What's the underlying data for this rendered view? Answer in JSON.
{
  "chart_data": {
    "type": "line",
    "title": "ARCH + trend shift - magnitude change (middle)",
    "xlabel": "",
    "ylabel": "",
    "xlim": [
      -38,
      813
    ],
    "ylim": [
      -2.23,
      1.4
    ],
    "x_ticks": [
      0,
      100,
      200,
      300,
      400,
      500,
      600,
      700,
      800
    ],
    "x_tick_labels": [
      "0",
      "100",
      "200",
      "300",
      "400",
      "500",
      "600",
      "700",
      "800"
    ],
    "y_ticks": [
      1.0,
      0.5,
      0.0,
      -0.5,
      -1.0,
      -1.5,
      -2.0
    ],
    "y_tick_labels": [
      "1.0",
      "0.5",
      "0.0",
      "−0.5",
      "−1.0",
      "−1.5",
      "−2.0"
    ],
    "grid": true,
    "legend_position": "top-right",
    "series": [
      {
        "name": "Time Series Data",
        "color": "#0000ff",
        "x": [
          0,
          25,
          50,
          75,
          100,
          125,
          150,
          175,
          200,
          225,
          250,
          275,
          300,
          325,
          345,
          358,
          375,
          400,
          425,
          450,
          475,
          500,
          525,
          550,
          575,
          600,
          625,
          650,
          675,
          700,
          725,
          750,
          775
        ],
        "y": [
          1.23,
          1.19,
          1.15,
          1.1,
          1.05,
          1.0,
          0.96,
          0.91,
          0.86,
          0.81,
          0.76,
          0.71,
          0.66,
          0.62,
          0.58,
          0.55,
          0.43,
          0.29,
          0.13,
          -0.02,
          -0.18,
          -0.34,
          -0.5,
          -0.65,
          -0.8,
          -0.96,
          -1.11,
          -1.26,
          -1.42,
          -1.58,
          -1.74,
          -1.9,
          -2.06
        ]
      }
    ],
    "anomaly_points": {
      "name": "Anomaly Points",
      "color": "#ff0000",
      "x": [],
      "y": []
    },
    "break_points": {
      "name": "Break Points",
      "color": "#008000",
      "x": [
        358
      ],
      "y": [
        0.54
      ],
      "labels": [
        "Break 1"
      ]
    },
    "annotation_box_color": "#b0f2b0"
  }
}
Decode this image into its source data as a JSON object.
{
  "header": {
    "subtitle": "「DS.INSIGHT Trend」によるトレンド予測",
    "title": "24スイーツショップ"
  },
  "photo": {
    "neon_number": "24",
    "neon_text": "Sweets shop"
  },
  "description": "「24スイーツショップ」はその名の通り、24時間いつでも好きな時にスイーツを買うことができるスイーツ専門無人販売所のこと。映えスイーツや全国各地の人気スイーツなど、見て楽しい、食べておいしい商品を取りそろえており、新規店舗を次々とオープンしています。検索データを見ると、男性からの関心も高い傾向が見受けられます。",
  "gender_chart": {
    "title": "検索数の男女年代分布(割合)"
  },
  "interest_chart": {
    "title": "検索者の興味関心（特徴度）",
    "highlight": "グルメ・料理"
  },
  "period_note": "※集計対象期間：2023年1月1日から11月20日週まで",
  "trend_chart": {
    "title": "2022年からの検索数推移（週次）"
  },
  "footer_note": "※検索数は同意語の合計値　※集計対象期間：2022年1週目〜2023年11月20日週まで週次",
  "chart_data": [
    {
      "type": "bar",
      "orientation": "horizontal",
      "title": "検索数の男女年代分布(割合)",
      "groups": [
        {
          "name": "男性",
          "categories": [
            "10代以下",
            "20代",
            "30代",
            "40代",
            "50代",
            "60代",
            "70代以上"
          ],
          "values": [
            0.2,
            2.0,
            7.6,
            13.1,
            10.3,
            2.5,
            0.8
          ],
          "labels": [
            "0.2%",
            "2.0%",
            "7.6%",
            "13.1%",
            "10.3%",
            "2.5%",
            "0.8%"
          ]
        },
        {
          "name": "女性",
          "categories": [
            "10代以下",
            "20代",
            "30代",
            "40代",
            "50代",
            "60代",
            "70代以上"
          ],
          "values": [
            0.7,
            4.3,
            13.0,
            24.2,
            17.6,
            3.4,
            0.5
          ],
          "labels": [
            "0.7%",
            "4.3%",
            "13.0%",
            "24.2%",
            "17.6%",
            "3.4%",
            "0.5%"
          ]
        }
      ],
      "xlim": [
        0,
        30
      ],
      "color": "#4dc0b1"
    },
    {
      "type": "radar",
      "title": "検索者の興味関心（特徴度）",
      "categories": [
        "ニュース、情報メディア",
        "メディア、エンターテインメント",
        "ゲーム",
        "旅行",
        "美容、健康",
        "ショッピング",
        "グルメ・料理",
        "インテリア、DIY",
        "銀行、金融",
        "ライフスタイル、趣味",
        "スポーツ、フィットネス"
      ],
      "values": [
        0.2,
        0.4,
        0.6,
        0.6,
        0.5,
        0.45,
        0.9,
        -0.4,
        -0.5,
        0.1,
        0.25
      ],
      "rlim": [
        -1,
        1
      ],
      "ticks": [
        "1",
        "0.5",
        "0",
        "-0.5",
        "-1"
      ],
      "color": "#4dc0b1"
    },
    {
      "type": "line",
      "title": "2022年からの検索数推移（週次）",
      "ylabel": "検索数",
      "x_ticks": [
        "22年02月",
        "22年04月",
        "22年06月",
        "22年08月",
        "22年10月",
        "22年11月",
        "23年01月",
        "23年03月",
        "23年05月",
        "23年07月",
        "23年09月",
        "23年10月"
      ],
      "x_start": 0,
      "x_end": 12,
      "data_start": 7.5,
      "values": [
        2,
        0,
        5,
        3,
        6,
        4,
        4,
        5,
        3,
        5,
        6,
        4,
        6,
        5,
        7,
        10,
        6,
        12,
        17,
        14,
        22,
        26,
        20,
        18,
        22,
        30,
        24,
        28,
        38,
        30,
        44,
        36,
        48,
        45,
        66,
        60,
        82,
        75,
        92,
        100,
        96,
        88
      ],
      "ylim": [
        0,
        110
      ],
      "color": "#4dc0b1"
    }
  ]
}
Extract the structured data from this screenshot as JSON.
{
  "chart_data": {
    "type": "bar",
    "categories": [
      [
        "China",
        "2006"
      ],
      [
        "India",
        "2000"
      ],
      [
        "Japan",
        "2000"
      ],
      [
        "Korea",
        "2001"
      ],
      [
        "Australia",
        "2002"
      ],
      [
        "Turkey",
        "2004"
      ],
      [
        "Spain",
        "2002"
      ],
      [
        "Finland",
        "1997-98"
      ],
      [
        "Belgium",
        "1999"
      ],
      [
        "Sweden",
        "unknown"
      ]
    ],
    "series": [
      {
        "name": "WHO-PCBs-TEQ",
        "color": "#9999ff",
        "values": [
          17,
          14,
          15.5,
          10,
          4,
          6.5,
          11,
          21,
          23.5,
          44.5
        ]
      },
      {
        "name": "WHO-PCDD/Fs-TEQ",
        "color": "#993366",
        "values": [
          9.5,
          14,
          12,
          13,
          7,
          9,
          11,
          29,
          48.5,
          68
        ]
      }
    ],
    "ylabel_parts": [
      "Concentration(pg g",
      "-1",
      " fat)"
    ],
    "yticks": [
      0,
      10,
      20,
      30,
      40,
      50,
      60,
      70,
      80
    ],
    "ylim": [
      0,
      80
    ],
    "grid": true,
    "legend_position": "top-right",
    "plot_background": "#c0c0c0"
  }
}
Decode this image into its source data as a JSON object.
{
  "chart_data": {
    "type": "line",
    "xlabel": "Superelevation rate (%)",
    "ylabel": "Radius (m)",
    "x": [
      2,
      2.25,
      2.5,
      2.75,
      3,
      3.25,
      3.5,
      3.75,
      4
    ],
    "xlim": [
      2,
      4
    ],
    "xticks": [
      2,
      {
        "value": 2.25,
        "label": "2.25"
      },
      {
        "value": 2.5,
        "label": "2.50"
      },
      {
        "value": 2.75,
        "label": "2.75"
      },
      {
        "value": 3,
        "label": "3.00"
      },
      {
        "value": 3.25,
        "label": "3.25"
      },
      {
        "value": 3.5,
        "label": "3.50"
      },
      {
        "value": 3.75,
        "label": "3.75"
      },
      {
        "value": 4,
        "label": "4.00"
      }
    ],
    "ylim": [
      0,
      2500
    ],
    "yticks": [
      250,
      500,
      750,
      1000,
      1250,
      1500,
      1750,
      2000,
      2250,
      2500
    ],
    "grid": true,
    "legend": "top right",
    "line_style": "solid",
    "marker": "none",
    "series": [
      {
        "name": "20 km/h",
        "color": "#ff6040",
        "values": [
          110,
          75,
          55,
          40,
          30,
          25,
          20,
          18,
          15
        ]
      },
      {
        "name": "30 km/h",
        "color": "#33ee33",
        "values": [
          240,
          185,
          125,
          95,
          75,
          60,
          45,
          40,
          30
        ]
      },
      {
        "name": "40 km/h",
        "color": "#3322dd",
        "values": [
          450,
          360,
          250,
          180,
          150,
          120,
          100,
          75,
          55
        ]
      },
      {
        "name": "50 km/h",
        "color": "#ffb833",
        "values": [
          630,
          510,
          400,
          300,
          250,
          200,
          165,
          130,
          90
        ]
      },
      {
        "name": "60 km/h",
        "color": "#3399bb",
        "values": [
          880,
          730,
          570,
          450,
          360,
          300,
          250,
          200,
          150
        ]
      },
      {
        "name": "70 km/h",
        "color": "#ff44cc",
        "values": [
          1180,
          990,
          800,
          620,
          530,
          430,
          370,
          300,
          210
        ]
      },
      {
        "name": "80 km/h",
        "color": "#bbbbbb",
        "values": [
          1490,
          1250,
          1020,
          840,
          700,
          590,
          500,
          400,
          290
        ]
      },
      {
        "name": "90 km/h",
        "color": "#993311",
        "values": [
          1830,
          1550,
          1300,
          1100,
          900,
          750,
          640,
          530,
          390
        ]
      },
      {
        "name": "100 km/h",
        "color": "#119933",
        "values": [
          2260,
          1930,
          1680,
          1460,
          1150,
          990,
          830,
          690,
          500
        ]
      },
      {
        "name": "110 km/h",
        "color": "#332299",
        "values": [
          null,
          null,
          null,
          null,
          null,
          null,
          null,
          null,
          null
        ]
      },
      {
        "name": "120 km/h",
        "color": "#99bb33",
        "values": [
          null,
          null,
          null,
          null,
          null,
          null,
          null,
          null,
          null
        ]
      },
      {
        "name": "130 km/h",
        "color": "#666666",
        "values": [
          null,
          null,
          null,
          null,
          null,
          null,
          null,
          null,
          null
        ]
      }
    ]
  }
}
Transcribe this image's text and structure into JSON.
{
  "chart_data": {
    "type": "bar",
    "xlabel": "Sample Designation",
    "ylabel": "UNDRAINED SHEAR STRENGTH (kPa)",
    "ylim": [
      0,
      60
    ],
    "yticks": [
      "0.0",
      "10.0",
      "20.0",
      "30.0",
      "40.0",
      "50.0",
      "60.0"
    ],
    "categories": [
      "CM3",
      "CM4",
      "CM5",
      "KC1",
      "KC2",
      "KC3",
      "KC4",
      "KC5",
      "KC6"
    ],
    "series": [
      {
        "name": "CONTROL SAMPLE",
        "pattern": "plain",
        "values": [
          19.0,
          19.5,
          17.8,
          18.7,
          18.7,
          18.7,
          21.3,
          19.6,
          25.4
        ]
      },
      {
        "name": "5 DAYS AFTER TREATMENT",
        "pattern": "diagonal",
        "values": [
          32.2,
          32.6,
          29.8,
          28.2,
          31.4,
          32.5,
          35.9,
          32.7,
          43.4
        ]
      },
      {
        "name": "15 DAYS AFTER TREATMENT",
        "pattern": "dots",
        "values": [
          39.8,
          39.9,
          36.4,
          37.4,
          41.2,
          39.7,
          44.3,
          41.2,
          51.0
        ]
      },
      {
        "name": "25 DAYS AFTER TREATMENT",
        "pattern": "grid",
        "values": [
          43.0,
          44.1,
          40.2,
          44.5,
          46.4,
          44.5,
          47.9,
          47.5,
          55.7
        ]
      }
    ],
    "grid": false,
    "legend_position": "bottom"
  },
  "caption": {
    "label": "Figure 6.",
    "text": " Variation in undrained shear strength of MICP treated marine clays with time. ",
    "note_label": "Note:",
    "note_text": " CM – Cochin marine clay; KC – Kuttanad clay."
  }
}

__What you will do__.
Which lines in the listing above hold the word "marine"? Show each of them.

__Exercise response__.
    "text": " Variation in undrained shear strength of MICP treated marine clays with time. ",
    "note_text": " CM – Cochin marine clay; KC – Kuttanad clay."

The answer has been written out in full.